### Passage given:
But this wasn't a serious enough problem....

This wasn't even post worthy...

Something worse than this had to happen..

And it did.

Ender 3 dual 40mm fan hot end cooling shroud with BLTouch mount by neo2478 May 08, 2020

Even with that crack, I can print with the Fang thankfully, or else things would have been further complicated.

I needed to print a new hot end fixture mod, and decided to try something different.

Above you can see what happened.

I was having this exact same issue months ago and ultimately came to the conclusion that my issue was travel speeds and voltage.

That's it, troubleshooting complete, easy peasy.

It just goes to show that sometimes when we start feeling confident and like we have everything under control, a humbling experience might occur.

It was the Cura Ultimaker 3D printing software which humbled me today.

Because it was the 3D printing software that harbored the errors which causes what you see above.

How did I troubleshoot this issue and quickly solve it?

Since replacing so many stock parts on the Creality Ender 3 V2 with upgraded parts, (roller wheels, belts, tensioners, extruder, better bowden tube, hot end modification and more) and gaining an intimate relationship with the machine, I just knew it couldn't be mechanical to have such a wildly drastic unimprovement.

But "just knowing" doesn't mean don't check anyway...

I checked everything mechanically, rather begrudgingly, angrily... because I knew everything was good!

So my mind was already going to either:

Klipper firmware or the Slicer.

I learned this trick when I was young with computers... when things start going wrong, I would just go back and reset settings that I previously messed with. Sometimes this solution would work!

So I applied this simple logic to Cura.

3D printing is very mathematical, and I am not a math genius by any means. The depths of mathematics with 3D printing is rather mind boggling, I've only scratched the surface.

I say this because, when any settings are messed with in a 3D Slicer, you better believe it's affecting many other parameters.

It only takes one incorrect mathematic equation to mess everything up.

I didn't find out what incorrect setting or value I input during tweaking slicer settings, but somewhere along the line I really messed something up badly.

Because after I set Cura back to a stock setting, and then just modified simple parameters that I knew needed adjusting, like speed, everything started looking like:

XYZ 20mm Calibration Cube by iDig3Dprinting January 19, 2016

Almost perfect.

Makes me wonder if perhaps I was wrong about the travel speeds. It could be that the print3dpro just likes to tinker with settings too much and maybe should just leave things be :D

What a relief this turned out to be.

### What you need to do:
Quote the passage on slicer troubleshooting word for word, from the part that opens with the words "Something worse than" through the part that closes with "try something different.".

### Stored rows:
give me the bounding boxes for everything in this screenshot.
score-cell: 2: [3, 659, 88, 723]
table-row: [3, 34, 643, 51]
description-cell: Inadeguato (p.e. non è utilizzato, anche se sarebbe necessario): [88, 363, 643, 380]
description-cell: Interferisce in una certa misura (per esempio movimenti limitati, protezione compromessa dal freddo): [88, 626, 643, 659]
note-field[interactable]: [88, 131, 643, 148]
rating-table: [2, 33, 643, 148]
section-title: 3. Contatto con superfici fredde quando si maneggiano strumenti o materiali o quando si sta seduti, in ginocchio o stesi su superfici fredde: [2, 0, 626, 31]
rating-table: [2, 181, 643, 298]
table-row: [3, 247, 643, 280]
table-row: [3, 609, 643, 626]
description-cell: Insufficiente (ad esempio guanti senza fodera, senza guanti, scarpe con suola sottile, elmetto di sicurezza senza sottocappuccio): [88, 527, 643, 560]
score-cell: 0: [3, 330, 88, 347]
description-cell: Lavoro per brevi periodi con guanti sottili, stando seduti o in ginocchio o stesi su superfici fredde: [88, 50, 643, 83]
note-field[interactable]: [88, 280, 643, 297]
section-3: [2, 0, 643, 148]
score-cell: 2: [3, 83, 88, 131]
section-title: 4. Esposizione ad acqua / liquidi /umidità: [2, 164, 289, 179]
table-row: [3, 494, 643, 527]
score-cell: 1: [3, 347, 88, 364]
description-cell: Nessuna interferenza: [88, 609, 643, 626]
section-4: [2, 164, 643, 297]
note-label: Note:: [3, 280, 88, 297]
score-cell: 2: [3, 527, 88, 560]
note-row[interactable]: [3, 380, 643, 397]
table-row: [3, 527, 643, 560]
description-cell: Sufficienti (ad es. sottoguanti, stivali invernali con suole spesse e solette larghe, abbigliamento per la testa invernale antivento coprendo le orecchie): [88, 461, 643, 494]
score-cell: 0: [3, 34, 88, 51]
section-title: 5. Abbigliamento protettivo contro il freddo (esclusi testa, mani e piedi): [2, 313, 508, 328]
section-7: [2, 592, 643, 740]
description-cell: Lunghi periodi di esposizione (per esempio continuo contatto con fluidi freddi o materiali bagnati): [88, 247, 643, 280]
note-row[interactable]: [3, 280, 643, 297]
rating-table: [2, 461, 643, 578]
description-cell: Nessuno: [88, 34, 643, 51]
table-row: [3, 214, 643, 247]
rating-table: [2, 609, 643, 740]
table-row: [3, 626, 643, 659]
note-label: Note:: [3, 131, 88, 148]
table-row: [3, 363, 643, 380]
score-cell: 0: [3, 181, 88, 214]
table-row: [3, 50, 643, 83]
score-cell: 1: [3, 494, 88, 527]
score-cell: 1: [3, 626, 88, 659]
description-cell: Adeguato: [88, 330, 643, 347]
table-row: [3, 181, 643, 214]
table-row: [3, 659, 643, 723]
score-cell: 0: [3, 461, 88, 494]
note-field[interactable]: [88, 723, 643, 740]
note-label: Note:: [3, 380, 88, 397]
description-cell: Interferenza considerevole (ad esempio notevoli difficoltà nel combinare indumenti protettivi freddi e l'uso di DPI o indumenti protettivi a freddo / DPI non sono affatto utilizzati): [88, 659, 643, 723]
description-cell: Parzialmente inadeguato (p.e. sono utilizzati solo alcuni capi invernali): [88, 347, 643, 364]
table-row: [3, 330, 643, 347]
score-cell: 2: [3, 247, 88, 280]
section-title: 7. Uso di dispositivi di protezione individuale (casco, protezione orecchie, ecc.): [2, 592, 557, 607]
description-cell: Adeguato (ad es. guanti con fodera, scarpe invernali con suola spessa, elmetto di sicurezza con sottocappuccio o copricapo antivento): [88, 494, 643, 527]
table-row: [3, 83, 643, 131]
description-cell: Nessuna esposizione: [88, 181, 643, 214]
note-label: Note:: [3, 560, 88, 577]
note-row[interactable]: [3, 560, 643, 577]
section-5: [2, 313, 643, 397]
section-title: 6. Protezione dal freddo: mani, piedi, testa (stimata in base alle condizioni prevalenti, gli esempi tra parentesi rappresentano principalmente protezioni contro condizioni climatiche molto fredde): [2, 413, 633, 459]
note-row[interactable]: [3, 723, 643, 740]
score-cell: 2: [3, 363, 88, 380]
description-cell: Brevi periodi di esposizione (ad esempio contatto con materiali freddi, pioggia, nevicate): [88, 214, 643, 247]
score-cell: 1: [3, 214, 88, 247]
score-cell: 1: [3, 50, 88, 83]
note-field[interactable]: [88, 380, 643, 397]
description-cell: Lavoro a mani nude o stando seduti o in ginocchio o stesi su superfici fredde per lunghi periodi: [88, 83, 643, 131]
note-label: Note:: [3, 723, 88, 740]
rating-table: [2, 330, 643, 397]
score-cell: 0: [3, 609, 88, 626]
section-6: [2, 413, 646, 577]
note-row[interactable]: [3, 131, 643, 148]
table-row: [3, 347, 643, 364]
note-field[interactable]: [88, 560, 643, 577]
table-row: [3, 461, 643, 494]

### Written response:
Something worse than this had to happen..

And it did.

Ender 3 dual 40mm fan hot end cooling shroud with BLTouch mount by neo2478 May 08, 2020

Even with that crack, I can print with the Fang thankfully, or else things would have been further complicated.

I needed to print a new hot end fixture mod, and decided to try something different.